### Goal
Restate the full set of records exactly, word for word.

### Data shown
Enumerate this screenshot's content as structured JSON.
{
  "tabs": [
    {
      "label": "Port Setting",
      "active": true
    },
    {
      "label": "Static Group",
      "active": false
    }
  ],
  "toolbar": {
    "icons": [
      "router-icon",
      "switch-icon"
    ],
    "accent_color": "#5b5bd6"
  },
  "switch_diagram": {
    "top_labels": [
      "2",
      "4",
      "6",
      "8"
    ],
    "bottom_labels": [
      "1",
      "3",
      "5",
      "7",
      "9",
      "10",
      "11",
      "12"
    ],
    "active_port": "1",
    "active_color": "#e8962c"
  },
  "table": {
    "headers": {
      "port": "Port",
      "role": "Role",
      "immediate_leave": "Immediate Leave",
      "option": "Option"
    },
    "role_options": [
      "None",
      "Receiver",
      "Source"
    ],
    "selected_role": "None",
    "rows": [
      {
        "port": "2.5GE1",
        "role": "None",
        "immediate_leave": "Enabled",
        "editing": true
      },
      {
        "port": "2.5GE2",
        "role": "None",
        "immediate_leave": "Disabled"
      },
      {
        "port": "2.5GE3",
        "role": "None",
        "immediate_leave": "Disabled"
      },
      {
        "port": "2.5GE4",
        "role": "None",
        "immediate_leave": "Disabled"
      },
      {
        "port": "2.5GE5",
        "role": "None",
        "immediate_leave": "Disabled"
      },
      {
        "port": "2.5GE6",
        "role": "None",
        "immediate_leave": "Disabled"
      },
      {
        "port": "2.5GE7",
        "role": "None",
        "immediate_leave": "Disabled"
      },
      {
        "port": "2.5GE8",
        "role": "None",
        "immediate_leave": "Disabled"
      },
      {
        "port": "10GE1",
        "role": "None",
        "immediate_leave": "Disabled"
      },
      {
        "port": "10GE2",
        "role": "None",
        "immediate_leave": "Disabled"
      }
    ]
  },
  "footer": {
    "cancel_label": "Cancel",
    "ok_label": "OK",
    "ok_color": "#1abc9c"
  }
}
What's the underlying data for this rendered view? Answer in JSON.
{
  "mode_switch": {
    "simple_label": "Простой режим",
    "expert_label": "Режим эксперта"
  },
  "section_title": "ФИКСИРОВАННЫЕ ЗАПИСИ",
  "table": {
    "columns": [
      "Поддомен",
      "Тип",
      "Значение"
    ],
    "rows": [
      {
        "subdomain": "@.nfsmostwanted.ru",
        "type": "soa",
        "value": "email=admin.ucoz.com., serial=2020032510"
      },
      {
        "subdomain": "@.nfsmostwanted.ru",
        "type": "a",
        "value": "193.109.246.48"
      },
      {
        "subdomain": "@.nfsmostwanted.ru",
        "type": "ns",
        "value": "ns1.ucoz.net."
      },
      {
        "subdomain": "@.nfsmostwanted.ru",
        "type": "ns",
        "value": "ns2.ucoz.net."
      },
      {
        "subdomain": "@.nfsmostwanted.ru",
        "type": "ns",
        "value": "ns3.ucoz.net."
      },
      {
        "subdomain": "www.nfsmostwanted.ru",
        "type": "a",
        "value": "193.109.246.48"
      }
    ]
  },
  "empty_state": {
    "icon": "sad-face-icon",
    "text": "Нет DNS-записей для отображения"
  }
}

### Reply to the exercise
Enumerate this screenshot's content as structured JSON.
{
  "tabs": [
    {
      "label": "Port Setting",
      "active": true
    },
    {
      "label": "Static Group",
      "active": false
    }
  ],
  "toolbar": {
    "icons": [
      "router-icon",
      "switch-icon"
    ],
    "accent_color": "#5b5bd6"
  },
  "switch_diagram": {
    "top_labels": [
      "2",
      "4",
      "6",
      "8"
    ],
    "bottom_labels": [
      "1",
      "3",
      "5",
      "7",
      "9",
      "10",
      "11",
      "12"
    ],
    "active_port": "1",
    "active_color": "#e8962c"
  },
  "table": {
    "headers": {
      "port": "Port",
      "role": "Role",
      "immediate_leave": "Immediate Leave",
      "option": "Option"
    },
    "role_options": [
      "None",
      "Receiver",
      "Source"
    ],
    "selected_role": "None",
    "rows": [
      {
        "port": "2.5GE1",
        "role": "None",
        "immediate_leave": "Enabled",
        "editing": true
      },
      {
        "port": "2.5GE2",
        "role": "None",
        "immediate_leave": "Disabled"
      },
      {
        "port": "2.5GE3",
        "role": "None",
        "immediate_leave": "Disabled"
      },
      {
        "port": "2.5GE4",
        "role": "None",
        "immediate_leave": "Disabled"
      },
      {
        "port": "2.5GE5",
        "role": "None",
        "immediate_leave": "Disabled"
      },
      {
        "port": "2.5GE6",
        "role": "None",
        "immediate_leave": "Disabled"
      },
      {
        "port": "2.5GE7",
        "role": "None",
        "immediate_leave": "Disabled"
      },
      {
        "port": "2.5GE8",
        "role": "None",
        "immediate_leave": "Disabled"
      },
      {
        "port": "10GE1",
        "role": "None",
        "immediate_leave": "Disabled"
      },
      {
        "port": "10GE2",
        "role": "None",
        "immediate_leave": "Disabled"
      }
    ]
  },
  "footer": {
    "cancel_label": "Cancel",
    "ok_label": "OK",
    "ok_color": "#1abc9c"
  }
}
What's the underlying data for this rendered view? Answer in JSON.
{
  "mode_switch": {
    "simple_label": "Простой режим",
    "expert_label": "Режим эксперта"
  },
  "section_title": "ФИКСИРОВАННЫЕ ЗАПИСИ",
  "table": {
    "columns": [
      "Поддомен",
      "Тип",
      "Значение"
    ],
    "rows": [
      {
        "subdomain": "@.nfsmostwanted.ru",
        "type": "soa",
        "value": "email=admin.ucoz.com., serial=2020032510"
      },
      {
        "subdomain": "@.nfsmostwanted.ru",
        "type": "a",
        "value": "193.109.246.48"
      },
      {
        "subdomain": "@.nfsmostwanted.ru",
        "type": "ns",
        "value": "ns1.ucoz.net."
      },
      {
        "subdomain": "@.nfsmostwanted.ru",
        "type": "ns",
        "value": "ns2.ucoz.net."
      },
      {
        "subdomain": "@.nfsmostwanted.ru",
        "type": "ns",
        "value": "ns3.ucoz.net."
      },
      {
        "subdomain": "www.nfsmostwanted.ru",
        "type": "a",
        "value": "193.109.246.48"
      }
    ]
  },
  "empty_state": {
    "icon": "sad-face-icon",
    "text": "Нет DNS-записей для отображения"
  }
}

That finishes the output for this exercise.